Report how many lines contain the word "riveste"; answer with the number only.

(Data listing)
■ ■ ■ ■ ■ ■ ■
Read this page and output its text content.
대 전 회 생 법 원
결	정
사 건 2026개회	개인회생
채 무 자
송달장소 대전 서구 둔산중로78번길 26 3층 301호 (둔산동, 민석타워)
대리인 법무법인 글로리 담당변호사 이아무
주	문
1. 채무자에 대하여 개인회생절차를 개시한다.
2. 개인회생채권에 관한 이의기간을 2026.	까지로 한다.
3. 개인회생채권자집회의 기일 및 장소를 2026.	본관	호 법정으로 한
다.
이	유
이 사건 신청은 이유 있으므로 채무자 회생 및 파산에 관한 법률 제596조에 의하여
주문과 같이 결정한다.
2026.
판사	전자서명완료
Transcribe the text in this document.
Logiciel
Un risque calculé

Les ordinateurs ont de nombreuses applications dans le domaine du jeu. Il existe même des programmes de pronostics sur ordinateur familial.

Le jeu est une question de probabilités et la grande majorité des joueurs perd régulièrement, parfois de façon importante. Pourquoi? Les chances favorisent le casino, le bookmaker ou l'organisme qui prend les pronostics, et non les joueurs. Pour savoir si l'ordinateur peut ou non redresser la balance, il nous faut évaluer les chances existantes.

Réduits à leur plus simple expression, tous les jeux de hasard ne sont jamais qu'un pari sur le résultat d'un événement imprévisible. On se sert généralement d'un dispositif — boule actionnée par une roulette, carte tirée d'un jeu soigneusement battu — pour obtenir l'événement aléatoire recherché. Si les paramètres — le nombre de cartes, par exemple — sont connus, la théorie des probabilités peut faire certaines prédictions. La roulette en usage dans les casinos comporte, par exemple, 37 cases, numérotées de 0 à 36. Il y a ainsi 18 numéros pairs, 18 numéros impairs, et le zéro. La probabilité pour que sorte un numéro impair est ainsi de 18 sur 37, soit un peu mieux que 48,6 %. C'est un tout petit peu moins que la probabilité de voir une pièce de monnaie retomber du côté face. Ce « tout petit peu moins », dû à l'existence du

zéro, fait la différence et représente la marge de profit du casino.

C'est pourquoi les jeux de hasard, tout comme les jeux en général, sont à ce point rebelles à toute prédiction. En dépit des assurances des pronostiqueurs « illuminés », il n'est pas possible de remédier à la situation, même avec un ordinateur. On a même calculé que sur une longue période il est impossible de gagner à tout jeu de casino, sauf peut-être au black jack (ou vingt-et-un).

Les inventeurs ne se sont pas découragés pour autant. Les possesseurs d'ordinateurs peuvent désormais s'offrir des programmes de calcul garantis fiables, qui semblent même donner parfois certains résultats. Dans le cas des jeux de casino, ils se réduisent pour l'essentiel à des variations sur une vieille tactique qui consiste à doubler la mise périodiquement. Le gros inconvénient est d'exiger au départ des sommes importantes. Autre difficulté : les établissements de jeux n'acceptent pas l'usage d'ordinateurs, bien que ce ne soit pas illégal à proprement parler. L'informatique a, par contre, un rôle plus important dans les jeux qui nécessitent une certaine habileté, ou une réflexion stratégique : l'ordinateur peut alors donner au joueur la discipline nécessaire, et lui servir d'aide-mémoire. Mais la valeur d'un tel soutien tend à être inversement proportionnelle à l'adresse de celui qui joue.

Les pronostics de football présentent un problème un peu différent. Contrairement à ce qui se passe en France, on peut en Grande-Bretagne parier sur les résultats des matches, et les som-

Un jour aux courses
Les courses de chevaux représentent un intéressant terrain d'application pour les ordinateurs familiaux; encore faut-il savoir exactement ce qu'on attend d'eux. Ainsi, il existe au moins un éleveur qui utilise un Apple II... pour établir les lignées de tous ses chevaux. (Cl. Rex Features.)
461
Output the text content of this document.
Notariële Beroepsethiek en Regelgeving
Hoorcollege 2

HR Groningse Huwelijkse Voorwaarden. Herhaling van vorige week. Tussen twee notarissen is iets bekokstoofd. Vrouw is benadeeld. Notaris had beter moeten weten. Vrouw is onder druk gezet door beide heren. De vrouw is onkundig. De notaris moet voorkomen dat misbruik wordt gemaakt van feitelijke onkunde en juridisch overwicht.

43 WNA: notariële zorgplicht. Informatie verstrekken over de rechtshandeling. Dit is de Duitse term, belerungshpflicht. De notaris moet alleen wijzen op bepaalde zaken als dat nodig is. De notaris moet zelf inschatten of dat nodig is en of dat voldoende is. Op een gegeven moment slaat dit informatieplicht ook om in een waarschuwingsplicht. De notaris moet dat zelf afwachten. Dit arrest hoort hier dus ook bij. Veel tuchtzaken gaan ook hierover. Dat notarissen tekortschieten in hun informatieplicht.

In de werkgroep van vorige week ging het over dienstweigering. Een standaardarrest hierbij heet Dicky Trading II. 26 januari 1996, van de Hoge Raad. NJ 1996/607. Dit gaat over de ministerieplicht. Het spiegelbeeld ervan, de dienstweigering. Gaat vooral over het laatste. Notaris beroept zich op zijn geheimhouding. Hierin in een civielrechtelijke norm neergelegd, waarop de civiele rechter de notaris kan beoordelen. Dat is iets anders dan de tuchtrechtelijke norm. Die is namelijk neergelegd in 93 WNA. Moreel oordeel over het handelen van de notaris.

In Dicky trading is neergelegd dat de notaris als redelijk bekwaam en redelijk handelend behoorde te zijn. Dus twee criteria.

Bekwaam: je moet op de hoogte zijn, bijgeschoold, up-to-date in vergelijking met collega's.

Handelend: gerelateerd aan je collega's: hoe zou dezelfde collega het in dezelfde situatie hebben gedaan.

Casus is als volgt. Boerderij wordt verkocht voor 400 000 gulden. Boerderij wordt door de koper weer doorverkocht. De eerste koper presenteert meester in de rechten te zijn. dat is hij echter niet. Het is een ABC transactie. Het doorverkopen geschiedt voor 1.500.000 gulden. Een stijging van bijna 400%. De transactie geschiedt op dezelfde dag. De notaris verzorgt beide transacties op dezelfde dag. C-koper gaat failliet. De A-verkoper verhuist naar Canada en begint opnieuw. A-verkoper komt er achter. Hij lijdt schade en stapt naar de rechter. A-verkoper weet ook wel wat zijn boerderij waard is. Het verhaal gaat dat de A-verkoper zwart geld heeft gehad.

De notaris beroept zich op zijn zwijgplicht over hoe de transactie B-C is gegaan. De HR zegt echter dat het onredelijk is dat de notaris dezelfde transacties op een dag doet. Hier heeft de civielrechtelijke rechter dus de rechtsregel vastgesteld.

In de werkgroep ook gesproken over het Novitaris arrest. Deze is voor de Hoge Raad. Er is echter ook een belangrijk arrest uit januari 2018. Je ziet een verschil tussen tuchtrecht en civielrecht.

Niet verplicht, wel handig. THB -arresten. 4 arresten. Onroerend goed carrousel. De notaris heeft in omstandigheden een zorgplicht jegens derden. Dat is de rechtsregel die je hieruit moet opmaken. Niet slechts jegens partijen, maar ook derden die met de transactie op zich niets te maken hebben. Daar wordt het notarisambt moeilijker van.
■ ■ ■ ■ ■ ■ ■
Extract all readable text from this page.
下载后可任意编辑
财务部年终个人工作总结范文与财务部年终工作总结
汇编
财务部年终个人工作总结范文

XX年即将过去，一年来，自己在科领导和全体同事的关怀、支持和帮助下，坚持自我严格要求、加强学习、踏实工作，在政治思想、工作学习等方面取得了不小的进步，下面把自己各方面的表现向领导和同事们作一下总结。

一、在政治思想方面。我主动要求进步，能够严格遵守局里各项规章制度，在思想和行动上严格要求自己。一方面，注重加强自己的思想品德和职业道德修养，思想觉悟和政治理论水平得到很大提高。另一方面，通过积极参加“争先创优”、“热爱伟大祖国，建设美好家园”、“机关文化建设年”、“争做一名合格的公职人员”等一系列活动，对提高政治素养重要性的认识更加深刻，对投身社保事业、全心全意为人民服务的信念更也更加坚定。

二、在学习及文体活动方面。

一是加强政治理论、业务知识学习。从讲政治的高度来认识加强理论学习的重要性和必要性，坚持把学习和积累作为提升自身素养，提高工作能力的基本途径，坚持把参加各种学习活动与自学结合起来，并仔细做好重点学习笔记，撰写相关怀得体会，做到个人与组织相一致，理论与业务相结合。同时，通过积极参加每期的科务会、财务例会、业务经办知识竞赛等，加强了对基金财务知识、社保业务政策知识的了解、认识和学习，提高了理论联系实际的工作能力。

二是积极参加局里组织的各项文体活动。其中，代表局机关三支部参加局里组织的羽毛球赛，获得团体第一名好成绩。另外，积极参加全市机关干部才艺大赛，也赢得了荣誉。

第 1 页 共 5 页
■ ■ ■ ■ ■ ■ ■
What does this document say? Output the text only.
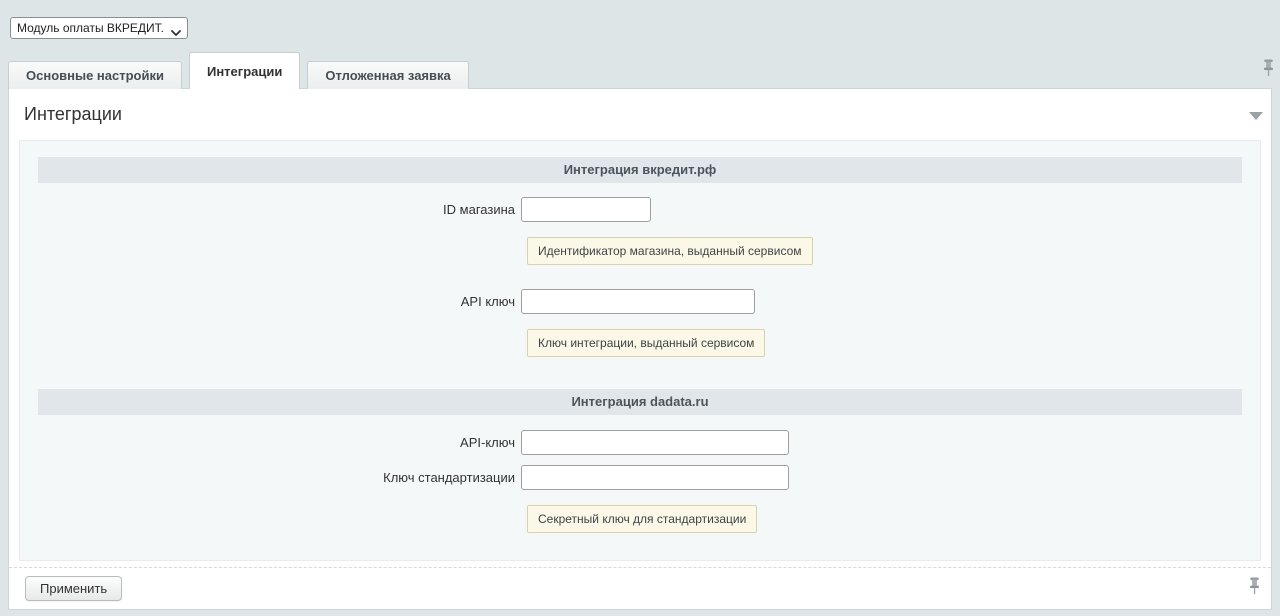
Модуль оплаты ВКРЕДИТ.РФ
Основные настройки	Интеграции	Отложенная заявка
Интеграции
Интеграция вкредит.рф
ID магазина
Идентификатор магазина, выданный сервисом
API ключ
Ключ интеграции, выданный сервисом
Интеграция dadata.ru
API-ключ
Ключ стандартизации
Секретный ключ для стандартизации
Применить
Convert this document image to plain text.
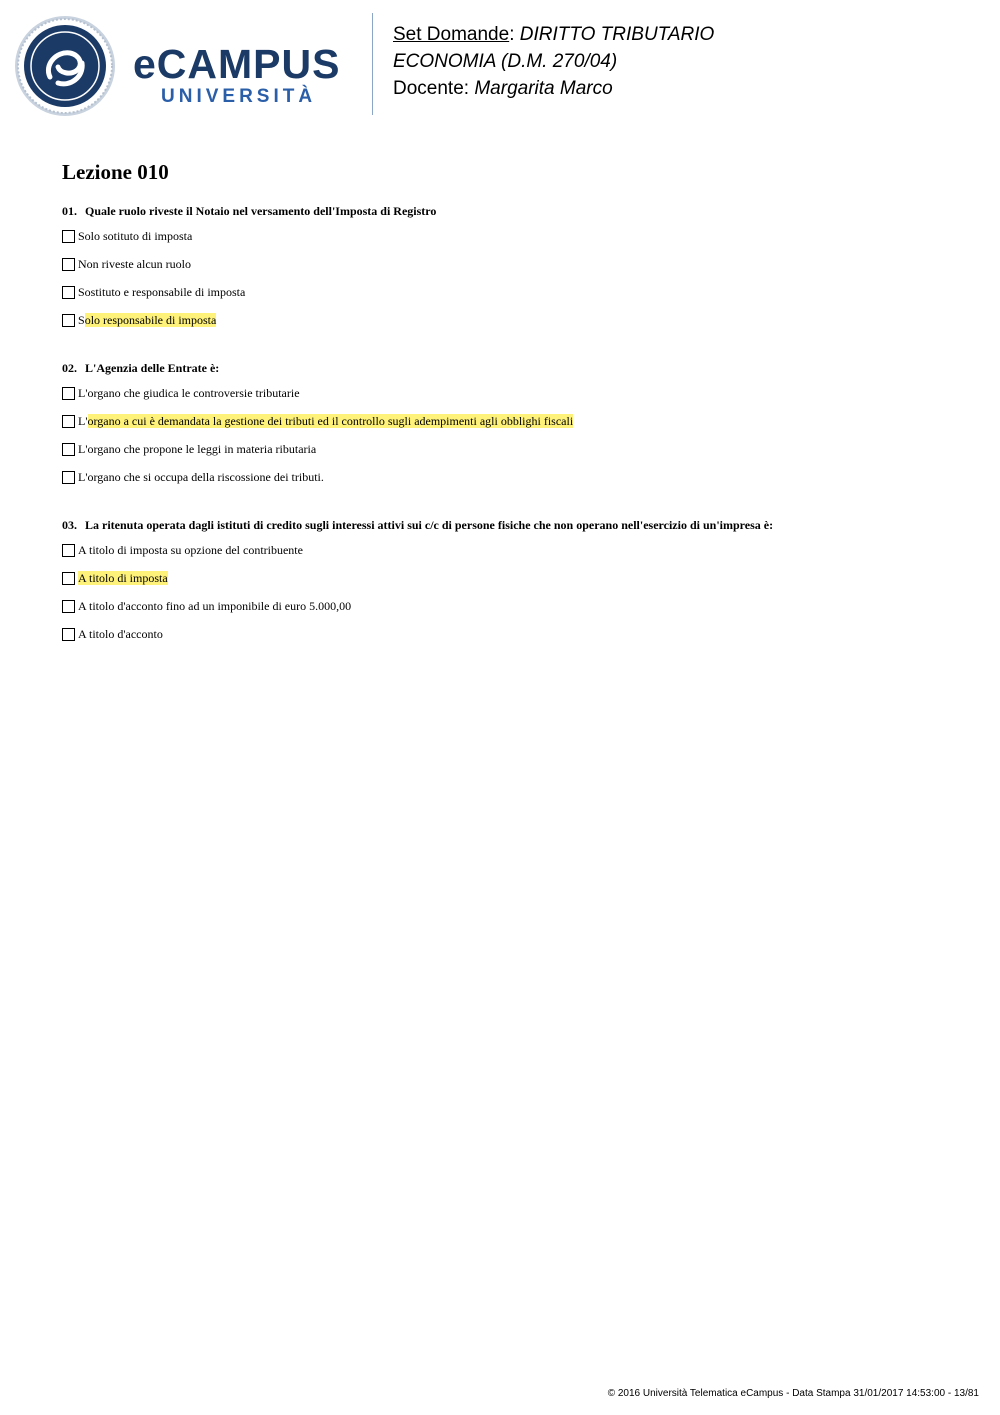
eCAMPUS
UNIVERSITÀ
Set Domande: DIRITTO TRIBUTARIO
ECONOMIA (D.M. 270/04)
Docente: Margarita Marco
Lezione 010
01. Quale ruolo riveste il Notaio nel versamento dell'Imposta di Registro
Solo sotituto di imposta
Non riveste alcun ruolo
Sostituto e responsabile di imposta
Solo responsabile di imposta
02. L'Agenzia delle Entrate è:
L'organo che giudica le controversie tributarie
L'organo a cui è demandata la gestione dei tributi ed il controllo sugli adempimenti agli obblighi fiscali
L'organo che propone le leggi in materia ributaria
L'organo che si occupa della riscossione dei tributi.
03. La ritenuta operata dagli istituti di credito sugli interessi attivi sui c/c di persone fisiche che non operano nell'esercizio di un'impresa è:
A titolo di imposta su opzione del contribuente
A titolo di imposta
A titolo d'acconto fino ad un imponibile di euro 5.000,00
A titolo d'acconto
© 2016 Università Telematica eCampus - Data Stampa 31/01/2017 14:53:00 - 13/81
■ ■ ■ ■ ■ ■ ■
RESPONSE TO THE EXERCISE: 2